> [Excerpt to read]
────────

The opportunity: how can AI help me improve my coaching practice?
The phrase ‘AI will not take your job, but someone using AI will’ has gained popularity lately, and it may also apply to coaching. Among other uses, AI can analyse data from recorded coaching sessions to gain insights and develop coaching skills (Bridgeman and Giraldez-Hayes, 2024), assist coaches by proposing questions during sessions (Movsumova et al., 2020), or send nudges to clients between sessions (Passmore & Tee, 2023).
I have thought extensively about how to maximise AI to help me become a better coach. I am considering using software like Ovida. This program utilises AI to provide real-time feedback during coaching sessions and also to record and analyse those sessions based on some metrics. Other similar ones exist in the market.
I still have concerns about data usage and how my clients would feel about their sessions being monitored by an AI, so I am still sitting on the fence on this one.
The threat: will an AI coach replace me?
The threat poses an existential risk. Many of Bachkirova’s (2024, 2025) arguments resonate with me, and part of me wishes AI had never emerged to disrupt our world.
I fear the damage our outsourcing of thinking to AI might inflict on our critical thinking and how we might end up promoting even more mechanistic and excessively rational thinking over more intuitive, emotional, and organic ways of being.
And yet, AI is here to stay, and a significant portion of the population seems to be captivated by it and its possibilities. As AI becomes more adept at being a coach, my thoughts have increasingly turned to what I can do to AI-proof my coaching practice and make myself less vulnerable to being replaced by an AI coach.
Artificial Wisdom anyone?

────────

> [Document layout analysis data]

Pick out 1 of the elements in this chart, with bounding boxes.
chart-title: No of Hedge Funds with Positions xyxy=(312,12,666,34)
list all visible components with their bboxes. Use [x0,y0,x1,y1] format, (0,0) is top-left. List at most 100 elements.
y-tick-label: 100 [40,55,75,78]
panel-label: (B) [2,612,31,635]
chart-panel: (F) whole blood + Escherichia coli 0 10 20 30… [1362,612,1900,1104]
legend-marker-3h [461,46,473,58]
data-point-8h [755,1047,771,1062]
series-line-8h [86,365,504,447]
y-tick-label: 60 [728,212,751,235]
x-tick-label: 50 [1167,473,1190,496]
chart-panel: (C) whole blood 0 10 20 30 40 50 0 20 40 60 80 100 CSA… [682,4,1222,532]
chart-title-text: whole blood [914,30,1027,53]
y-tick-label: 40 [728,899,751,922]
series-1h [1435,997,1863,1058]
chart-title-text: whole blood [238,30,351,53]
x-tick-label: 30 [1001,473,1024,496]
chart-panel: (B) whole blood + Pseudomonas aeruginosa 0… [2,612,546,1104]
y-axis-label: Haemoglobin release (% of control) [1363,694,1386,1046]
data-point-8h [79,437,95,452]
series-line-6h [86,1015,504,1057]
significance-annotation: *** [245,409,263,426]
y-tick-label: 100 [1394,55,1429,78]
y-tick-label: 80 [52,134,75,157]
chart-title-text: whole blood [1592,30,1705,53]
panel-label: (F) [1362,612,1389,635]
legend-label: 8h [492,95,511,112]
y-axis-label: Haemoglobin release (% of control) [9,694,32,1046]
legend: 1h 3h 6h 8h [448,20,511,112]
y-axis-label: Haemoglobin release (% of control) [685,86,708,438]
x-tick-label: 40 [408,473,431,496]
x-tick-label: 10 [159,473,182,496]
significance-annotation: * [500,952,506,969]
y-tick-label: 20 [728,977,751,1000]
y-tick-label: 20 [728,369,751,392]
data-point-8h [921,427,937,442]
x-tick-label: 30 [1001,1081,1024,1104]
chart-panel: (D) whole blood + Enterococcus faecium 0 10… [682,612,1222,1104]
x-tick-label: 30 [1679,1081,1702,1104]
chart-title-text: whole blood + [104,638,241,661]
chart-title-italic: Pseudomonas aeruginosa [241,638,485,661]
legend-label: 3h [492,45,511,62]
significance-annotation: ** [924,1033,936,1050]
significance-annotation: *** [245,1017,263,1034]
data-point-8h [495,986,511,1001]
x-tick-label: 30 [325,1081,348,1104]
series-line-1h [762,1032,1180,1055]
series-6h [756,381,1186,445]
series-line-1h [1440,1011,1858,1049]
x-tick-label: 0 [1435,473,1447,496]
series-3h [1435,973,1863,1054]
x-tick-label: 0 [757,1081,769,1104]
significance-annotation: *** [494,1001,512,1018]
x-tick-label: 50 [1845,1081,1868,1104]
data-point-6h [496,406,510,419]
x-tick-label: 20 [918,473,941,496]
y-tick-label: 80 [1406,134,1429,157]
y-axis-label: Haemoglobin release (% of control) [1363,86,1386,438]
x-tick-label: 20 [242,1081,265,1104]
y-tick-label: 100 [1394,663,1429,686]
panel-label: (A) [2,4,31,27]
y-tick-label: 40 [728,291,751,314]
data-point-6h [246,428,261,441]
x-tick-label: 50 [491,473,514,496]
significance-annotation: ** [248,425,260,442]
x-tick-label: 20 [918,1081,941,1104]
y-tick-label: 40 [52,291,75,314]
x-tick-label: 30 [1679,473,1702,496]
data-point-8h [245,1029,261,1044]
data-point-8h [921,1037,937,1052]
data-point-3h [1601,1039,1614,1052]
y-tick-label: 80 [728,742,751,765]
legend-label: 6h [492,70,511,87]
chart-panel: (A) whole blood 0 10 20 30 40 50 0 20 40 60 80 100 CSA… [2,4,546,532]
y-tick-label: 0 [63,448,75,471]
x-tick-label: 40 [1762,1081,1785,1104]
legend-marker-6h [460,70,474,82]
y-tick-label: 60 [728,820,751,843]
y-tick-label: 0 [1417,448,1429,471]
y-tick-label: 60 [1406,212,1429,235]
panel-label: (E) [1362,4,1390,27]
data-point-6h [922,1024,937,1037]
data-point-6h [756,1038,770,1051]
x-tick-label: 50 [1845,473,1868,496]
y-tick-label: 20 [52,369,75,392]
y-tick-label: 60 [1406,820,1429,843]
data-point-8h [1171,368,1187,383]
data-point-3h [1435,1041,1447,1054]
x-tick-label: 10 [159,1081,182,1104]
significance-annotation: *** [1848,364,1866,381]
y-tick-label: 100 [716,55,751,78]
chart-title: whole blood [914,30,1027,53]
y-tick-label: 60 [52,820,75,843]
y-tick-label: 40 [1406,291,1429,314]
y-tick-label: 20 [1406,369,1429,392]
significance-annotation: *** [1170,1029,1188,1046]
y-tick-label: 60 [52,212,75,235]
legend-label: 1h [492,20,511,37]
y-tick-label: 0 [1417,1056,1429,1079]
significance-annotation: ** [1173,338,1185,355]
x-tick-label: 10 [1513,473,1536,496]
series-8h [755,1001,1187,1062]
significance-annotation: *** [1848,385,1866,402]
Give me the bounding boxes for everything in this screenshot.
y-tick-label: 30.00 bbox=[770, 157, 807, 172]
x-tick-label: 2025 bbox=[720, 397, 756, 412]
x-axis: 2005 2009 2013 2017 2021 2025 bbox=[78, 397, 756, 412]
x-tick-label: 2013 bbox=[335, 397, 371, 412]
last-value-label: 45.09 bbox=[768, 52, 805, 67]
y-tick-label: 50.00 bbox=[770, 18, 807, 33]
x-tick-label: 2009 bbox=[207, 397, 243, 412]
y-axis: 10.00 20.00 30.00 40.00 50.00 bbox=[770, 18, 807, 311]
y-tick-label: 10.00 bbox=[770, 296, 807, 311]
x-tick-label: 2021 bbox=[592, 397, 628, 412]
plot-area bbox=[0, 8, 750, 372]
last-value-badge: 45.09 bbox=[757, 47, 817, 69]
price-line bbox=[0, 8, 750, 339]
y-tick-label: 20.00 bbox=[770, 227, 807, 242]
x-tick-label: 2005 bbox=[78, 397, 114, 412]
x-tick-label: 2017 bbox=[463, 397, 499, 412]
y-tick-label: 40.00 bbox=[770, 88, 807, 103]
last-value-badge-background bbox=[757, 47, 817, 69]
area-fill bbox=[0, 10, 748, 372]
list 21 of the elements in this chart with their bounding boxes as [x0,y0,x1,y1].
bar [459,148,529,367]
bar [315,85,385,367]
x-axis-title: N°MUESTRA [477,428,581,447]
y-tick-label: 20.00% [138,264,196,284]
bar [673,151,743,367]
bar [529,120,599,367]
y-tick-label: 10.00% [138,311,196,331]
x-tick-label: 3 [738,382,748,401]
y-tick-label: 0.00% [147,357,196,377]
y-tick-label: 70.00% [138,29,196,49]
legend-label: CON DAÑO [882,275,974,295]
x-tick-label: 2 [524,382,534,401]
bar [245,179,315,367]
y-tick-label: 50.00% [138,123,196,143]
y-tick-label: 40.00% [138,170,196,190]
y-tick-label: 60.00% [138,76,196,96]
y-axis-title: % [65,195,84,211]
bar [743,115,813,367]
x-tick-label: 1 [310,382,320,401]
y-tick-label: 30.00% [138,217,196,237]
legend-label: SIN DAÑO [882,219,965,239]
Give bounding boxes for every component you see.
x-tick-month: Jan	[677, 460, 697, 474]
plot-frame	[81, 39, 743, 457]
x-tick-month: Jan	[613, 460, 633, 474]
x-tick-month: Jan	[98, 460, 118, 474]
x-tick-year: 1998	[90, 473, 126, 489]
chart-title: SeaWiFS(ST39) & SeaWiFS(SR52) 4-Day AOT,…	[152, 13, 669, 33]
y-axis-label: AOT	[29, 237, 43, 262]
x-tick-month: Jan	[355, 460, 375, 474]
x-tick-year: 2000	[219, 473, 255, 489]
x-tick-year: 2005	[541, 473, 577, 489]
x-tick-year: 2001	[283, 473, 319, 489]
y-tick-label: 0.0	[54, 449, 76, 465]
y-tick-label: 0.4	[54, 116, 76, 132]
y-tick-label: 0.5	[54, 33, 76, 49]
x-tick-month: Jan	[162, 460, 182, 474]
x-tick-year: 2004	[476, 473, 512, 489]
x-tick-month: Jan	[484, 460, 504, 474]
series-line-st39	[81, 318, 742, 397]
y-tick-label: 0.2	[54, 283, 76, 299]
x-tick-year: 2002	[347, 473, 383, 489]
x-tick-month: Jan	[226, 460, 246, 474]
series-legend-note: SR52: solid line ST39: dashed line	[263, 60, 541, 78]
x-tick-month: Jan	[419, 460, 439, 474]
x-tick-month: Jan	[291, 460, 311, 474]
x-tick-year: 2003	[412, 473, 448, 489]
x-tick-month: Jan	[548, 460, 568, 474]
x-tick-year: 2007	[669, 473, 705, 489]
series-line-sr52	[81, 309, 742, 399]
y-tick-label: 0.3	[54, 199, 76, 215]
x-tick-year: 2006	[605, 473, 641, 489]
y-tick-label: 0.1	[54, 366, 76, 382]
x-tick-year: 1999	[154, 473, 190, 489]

────────

> [Parts of the exercise]
A. Summarize the excerpt on AI in coaching in two sentences.
B. Answer these questions from the excerpt on AI in coaching:
(i) Which software is the writer considering using?
(ii) What does the writer fear outsourcing thinking to AI might damage?
(iii) Whose arguments does the writer say resonate with them?
C. Output the passage of the excerpt on AI in coaching between "I have thought" and "on this one.", inclusive.
The records were taken from a different source than the text.

> [Solved tasks]
A. The writer sees AI as an opportunity to improve coaching, for example through software like Ovida that gives real-time feedback and analyzes recorded sessions, but remains undecided because of concerns about data usage and how clients would feel about being monitored. The writer also sees AI as an existential threat that could harm critical thinking, and since AI is here to stay, the writer is increasingly thinking about how to make their practice less vulnerable to being replaced by an AI coach.

B.
(i) Ovida
(ii) Our critical thinking
(iii) Bachkirova's (2024, 2025)

C.
I have thought extensively about how to maximise AI to help me become a better coach. I am considering using software like Ovida. This program utilises AI to provide real-time feedback during coaching sessions and also to record and analyse those sessions based on some metrics. Other similar ones exist in the market.
I still have concerns about data usage and how my clients would feel about their sessions being monitored by an AI, so I am still sitting on the fence on this one.